§ **Written request**:
Find the lines holding the string "North" in the data, then copy all of them.

§ **Available records**:
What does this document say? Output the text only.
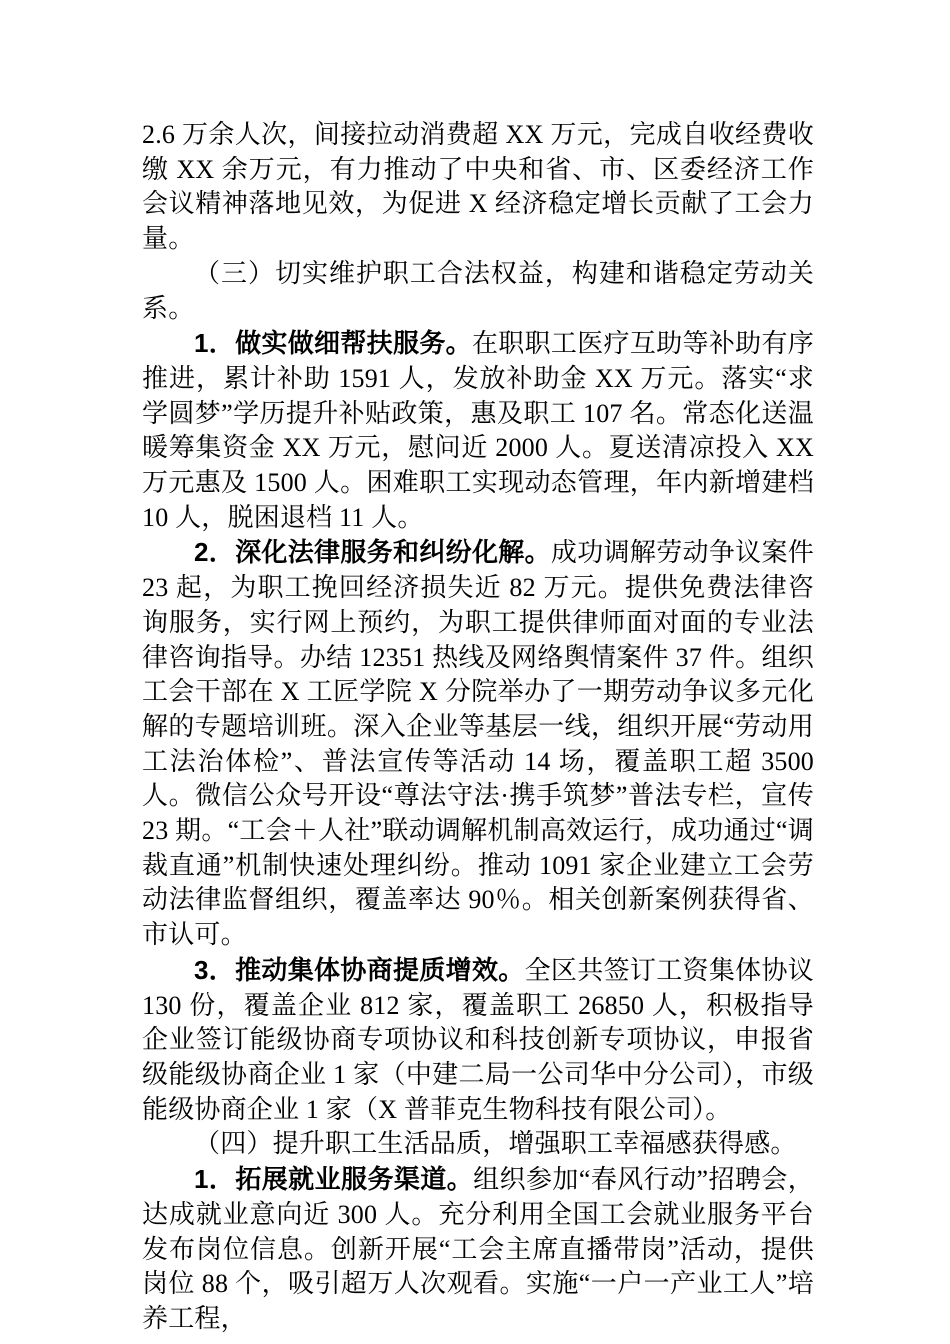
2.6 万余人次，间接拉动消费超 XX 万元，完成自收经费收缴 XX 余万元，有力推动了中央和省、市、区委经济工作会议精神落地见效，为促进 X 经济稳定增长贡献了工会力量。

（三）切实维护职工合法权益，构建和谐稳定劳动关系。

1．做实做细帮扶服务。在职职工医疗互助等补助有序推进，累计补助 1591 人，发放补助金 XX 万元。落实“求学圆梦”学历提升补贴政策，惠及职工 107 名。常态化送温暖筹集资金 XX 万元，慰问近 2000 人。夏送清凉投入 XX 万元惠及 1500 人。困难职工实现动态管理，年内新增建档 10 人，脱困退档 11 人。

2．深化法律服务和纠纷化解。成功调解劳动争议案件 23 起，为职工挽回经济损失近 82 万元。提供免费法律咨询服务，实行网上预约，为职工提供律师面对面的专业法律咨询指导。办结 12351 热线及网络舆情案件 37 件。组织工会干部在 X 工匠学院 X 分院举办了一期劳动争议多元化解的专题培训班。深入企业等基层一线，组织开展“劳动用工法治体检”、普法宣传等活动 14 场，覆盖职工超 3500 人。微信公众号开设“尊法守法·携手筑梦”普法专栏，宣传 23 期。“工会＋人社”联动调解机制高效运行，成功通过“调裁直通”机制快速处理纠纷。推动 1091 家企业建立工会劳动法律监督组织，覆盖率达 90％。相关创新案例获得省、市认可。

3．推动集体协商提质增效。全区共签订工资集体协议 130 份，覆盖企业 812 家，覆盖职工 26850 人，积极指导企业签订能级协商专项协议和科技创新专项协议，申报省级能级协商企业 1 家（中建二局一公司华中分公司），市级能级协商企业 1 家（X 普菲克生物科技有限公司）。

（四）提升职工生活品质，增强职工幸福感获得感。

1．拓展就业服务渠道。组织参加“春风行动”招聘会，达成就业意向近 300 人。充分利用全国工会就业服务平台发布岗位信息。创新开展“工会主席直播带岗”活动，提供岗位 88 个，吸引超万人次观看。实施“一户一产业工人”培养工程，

...

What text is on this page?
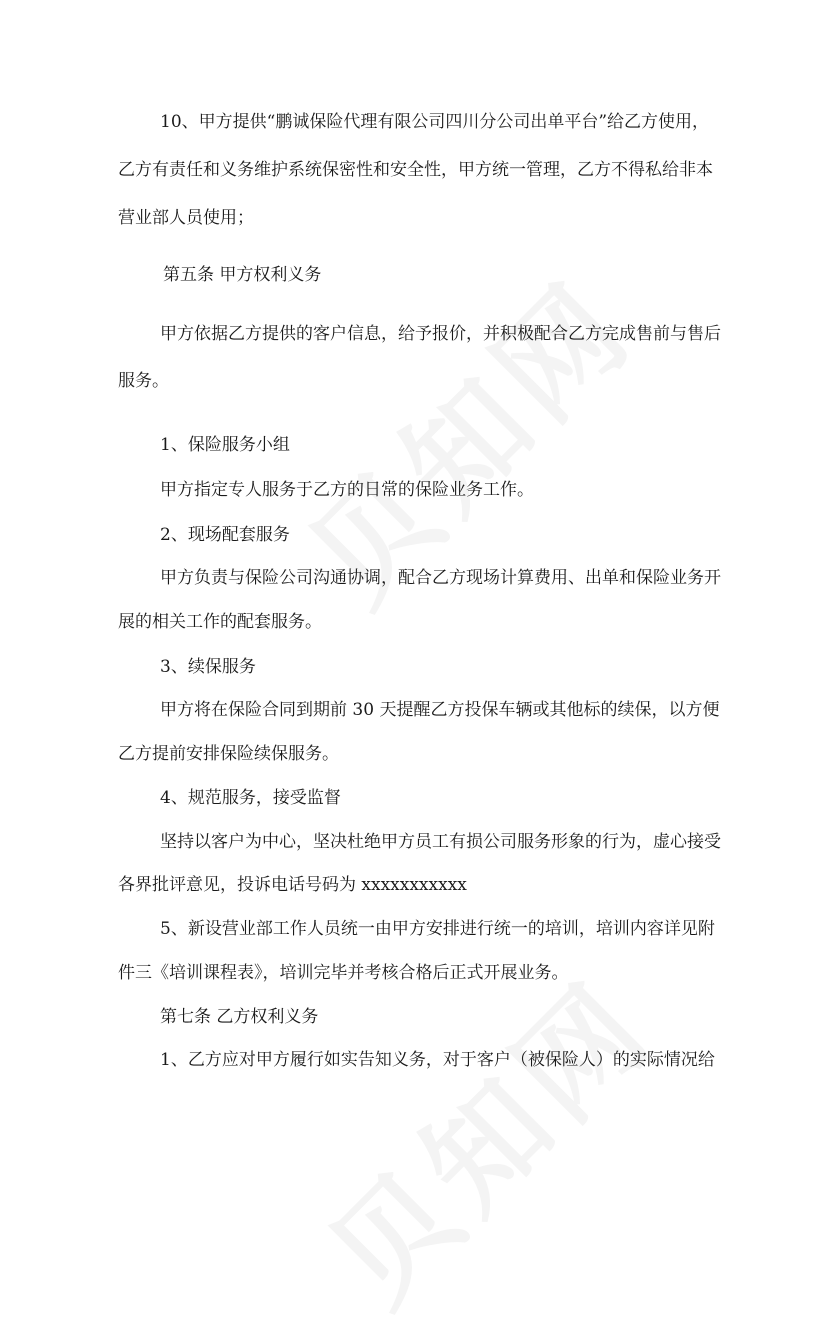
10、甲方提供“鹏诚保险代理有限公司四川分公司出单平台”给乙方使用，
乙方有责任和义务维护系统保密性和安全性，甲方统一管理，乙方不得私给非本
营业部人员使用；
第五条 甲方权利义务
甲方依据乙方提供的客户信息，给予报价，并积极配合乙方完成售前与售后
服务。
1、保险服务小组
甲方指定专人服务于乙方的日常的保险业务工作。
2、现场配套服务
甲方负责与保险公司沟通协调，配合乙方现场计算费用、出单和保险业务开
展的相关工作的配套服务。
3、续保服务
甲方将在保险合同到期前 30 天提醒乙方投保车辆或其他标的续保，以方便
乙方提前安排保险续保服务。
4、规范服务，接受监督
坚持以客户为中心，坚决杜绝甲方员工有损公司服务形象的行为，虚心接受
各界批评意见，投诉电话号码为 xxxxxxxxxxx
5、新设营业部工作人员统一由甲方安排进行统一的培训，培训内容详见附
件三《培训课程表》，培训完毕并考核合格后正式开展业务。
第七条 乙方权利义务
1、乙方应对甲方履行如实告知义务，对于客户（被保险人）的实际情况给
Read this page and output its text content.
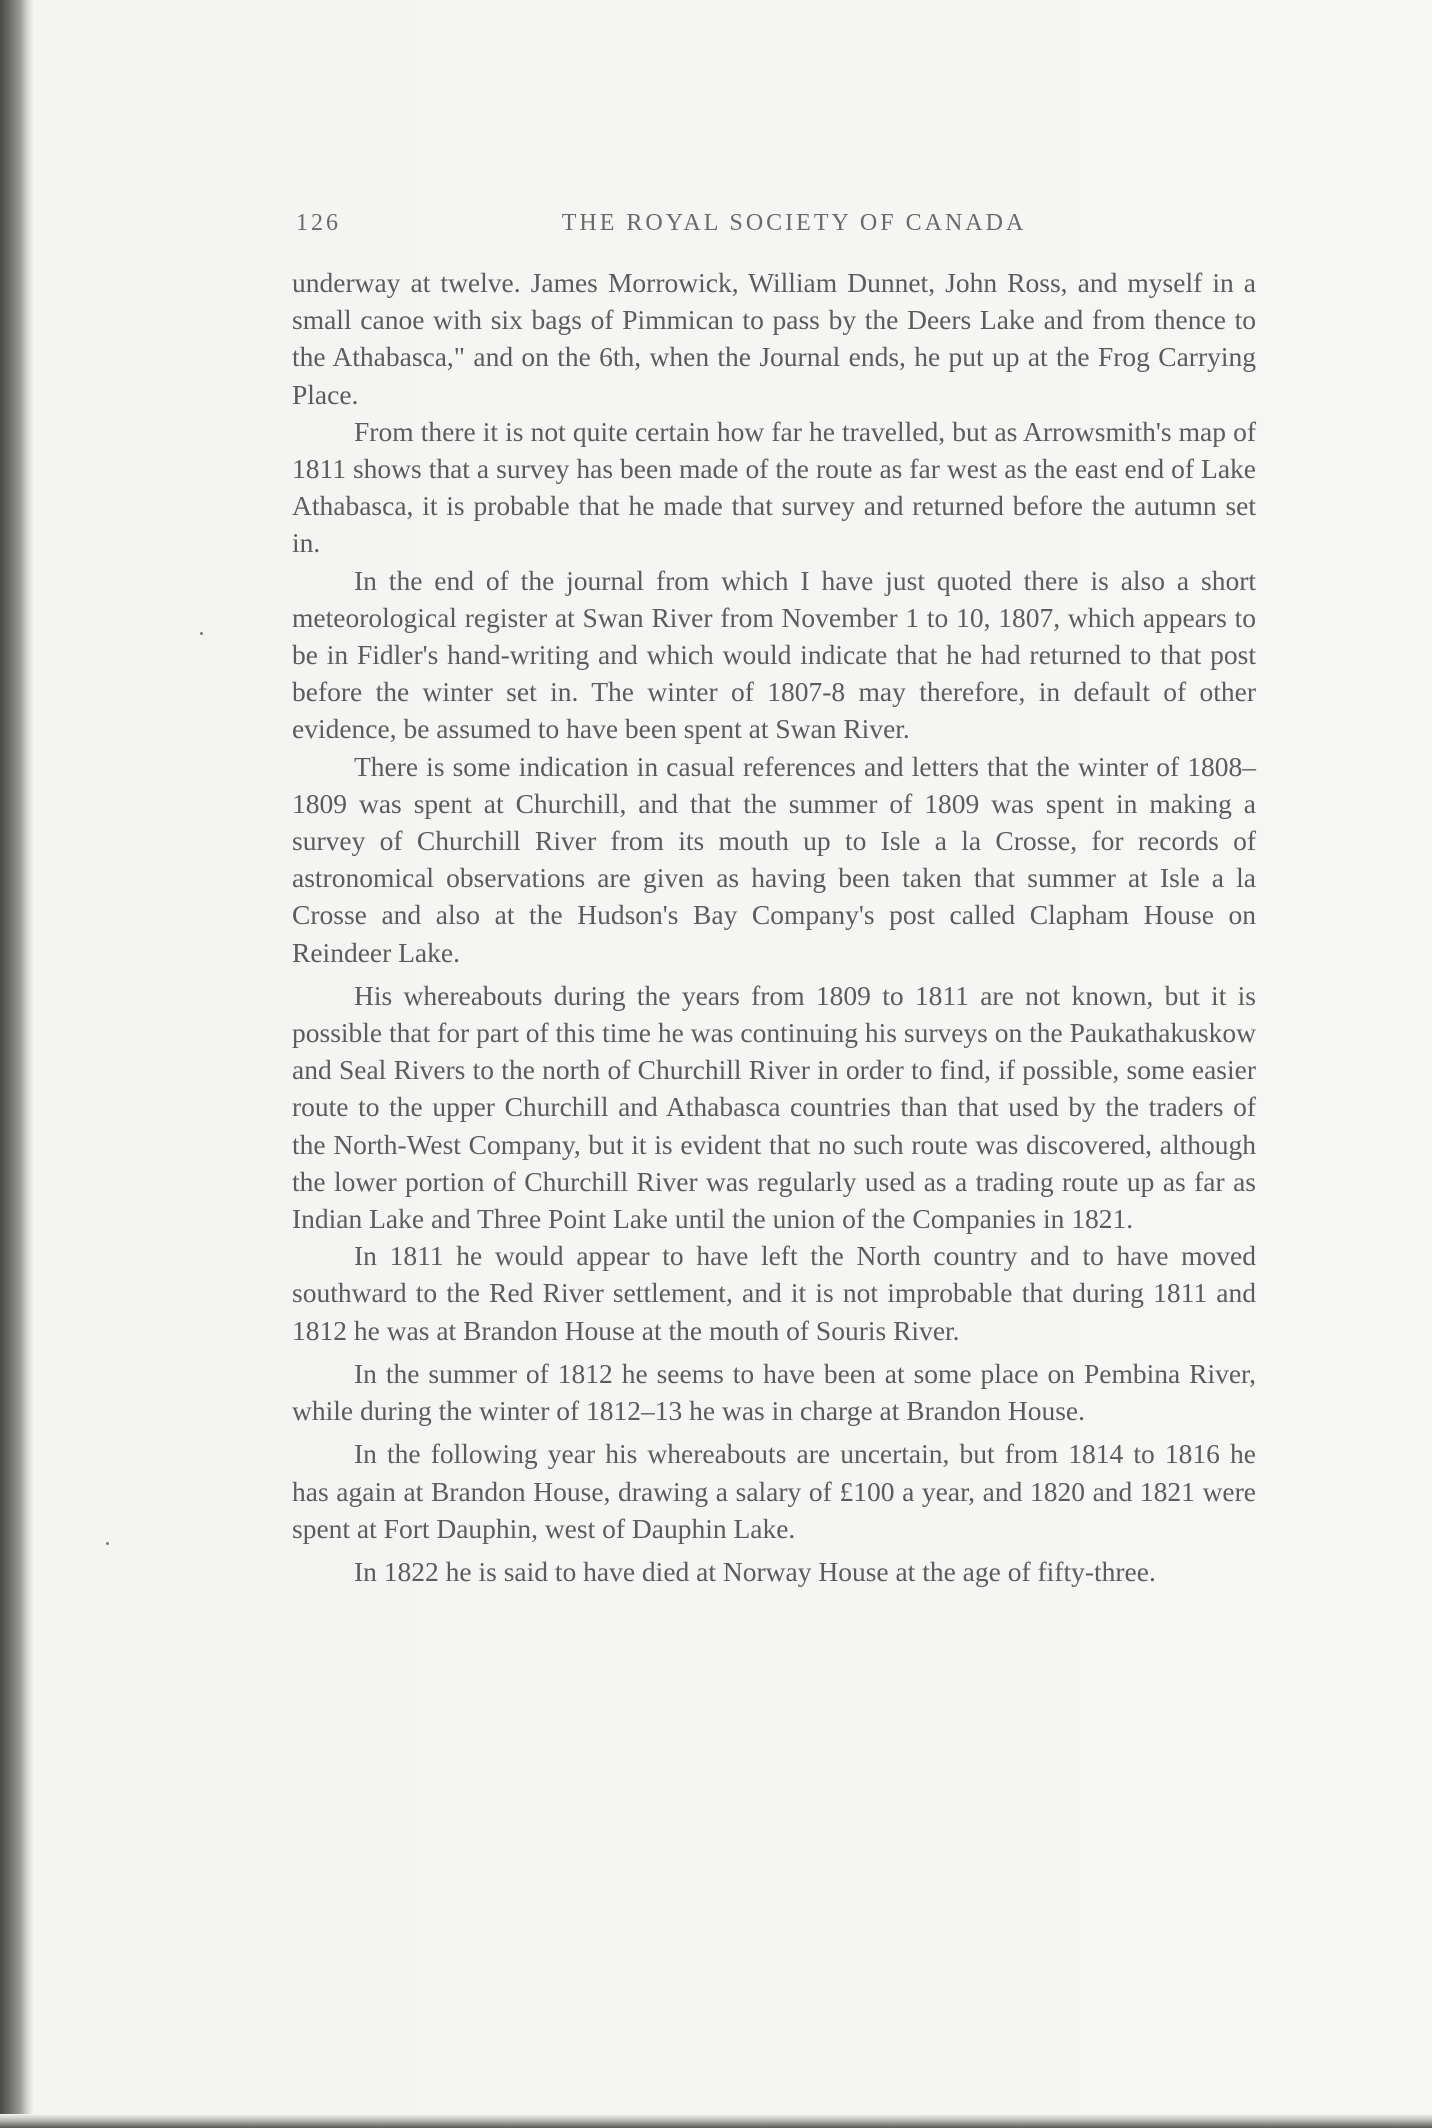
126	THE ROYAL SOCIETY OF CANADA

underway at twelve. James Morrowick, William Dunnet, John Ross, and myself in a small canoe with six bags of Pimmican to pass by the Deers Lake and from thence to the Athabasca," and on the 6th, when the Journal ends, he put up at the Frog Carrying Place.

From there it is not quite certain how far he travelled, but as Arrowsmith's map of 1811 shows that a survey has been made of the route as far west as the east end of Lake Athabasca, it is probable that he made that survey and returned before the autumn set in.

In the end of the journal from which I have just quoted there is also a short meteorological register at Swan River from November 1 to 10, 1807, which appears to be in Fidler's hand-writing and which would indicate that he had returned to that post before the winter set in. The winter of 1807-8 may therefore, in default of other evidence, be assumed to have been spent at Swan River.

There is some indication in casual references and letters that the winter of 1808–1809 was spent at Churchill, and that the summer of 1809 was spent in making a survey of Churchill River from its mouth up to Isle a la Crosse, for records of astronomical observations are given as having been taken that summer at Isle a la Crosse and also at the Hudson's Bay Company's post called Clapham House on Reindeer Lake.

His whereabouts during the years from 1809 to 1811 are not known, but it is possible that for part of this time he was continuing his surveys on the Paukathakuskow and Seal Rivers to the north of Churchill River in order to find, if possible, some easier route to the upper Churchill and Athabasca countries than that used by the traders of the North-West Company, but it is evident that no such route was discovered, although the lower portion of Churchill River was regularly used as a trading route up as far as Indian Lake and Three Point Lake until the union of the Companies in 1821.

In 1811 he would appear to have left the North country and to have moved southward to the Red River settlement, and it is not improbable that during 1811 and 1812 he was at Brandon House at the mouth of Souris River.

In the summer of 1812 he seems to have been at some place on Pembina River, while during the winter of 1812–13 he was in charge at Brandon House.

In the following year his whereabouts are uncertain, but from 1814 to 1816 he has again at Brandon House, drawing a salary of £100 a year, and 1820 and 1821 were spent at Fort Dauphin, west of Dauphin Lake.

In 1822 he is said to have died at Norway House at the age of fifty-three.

§ **Reply to the exercise**:
His whereabouts during the years from 1809 to 1811 are not known, but it is possible that for part of this time he was continuing his surveys on the Paukathakuskow and Seal Rivers to the north of Churchill River in order to find, if possible, some easier route to the upper Churchill and Athabasca countries than that used by the traders of the North-West Company, but it is evident that no such route was discovered, although the lower portion of Churchill River was regularly used as a trading route up as far as Indian Lake and Three Point Lake until the union of the Companies in 1821.
In 1811 he would appear to have left the North country and to have moved southward to the Red River settlement, and it is not improbable that during 1811 and 1812 he was at Brandon House at the mouth of Souris River.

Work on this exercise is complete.